**Source data:**
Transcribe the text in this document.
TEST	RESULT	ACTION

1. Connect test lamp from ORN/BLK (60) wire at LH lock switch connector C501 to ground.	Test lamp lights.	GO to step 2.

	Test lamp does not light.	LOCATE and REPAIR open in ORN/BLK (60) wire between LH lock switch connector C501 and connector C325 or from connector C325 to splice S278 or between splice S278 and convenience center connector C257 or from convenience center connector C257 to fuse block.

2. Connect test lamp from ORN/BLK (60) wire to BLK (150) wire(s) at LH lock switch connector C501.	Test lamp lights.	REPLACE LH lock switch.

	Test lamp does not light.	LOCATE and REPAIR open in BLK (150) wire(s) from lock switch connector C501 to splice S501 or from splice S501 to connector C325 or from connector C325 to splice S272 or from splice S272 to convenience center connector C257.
--
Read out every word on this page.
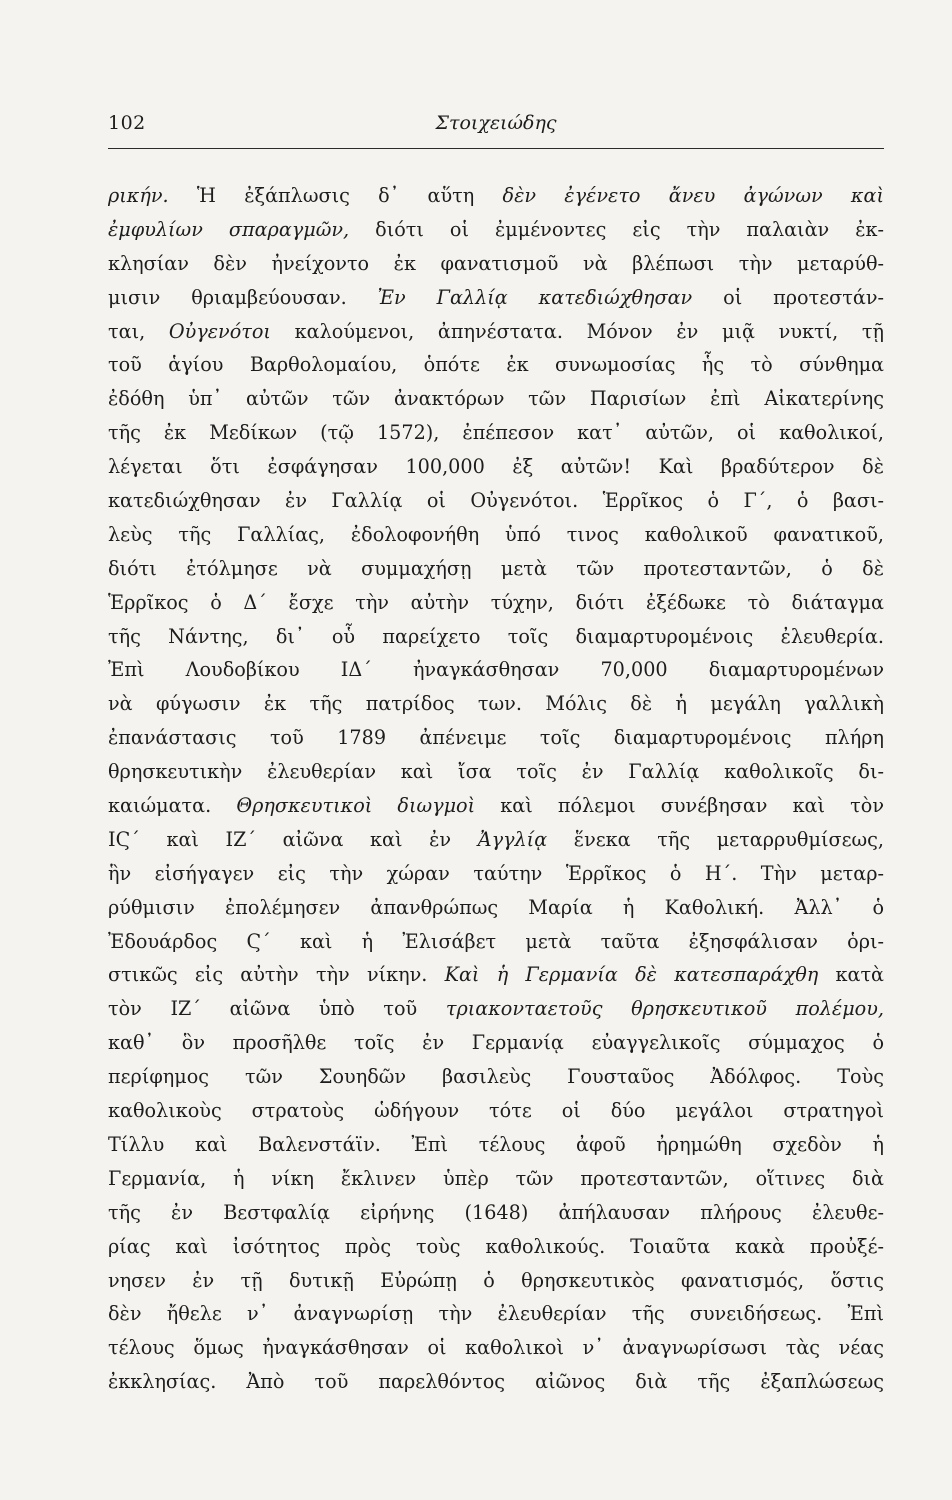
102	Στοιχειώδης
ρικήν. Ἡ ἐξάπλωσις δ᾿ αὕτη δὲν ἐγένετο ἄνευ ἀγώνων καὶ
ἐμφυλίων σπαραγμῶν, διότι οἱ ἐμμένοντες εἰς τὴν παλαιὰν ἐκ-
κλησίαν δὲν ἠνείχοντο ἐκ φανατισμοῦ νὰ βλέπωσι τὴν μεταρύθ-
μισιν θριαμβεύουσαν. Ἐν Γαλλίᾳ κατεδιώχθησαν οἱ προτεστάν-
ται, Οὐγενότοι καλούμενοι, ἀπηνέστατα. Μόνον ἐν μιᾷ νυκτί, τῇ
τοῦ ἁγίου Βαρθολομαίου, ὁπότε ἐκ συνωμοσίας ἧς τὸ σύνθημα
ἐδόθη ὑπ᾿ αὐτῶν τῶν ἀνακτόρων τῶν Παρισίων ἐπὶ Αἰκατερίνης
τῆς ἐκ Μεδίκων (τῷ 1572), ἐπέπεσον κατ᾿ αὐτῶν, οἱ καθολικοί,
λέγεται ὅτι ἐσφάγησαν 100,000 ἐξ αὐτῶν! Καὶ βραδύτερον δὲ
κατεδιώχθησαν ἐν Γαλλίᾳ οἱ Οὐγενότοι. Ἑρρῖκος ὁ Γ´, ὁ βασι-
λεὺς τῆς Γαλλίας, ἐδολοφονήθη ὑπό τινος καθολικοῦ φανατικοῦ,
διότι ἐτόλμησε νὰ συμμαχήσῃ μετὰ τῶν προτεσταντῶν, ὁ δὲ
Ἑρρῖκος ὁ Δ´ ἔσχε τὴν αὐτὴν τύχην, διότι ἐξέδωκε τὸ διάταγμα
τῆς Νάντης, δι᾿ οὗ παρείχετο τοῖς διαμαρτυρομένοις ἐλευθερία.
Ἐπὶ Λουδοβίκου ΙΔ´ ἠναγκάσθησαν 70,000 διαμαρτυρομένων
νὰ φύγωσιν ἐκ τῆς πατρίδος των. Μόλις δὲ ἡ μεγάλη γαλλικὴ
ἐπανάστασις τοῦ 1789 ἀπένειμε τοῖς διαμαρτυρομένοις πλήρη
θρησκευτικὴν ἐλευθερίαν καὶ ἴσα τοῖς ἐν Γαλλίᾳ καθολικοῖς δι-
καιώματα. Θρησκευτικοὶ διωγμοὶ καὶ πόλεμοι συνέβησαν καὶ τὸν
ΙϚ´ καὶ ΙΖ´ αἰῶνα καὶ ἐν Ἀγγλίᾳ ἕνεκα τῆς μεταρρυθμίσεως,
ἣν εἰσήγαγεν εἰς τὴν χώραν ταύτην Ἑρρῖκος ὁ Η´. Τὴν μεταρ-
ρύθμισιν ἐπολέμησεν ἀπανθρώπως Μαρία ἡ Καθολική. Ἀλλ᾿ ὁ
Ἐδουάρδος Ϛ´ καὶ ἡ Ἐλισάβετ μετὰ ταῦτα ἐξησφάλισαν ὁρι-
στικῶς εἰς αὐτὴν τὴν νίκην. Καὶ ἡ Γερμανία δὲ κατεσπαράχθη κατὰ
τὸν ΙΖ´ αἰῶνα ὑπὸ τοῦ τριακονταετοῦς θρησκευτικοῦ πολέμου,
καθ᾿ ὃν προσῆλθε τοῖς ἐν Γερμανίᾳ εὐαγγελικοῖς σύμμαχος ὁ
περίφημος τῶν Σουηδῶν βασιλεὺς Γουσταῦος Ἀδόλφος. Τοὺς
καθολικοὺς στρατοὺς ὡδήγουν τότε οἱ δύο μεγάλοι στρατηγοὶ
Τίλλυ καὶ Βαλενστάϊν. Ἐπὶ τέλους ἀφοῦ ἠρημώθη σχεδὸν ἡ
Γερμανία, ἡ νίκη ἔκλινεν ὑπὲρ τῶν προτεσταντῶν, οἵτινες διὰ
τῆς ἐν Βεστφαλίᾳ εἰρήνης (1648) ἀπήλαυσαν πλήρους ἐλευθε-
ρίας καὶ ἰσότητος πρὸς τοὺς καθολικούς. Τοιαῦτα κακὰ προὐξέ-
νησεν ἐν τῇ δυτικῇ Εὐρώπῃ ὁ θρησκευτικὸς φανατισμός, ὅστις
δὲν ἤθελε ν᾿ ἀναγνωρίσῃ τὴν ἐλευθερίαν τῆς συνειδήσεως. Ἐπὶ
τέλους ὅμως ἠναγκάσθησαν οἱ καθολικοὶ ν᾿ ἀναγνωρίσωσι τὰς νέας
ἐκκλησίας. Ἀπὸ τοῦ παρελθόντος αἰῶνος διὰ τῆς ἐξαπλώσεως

**Work required:** From the records above, pick out and copy each line holding the word "does".

**Result of the exercise:**
	Test lamp does not light.	LOCATE and REPAIR open in ORN/BLK (60) wire between LH lock switch connector C501 and connector C325 or from connector C325 to splice S278 or between splice S278 and convenience center connector C257 or from convenience center connector C257 to fuse block.
	Test lamp does not light.	LOCATE and REPAIR open in BLK (150) wire(s) from lock switch connector C501 to splice S501 or from splice S501 to connector C325 or from connector C325 to splice S272 or from splice S272 to convenience center connector C257.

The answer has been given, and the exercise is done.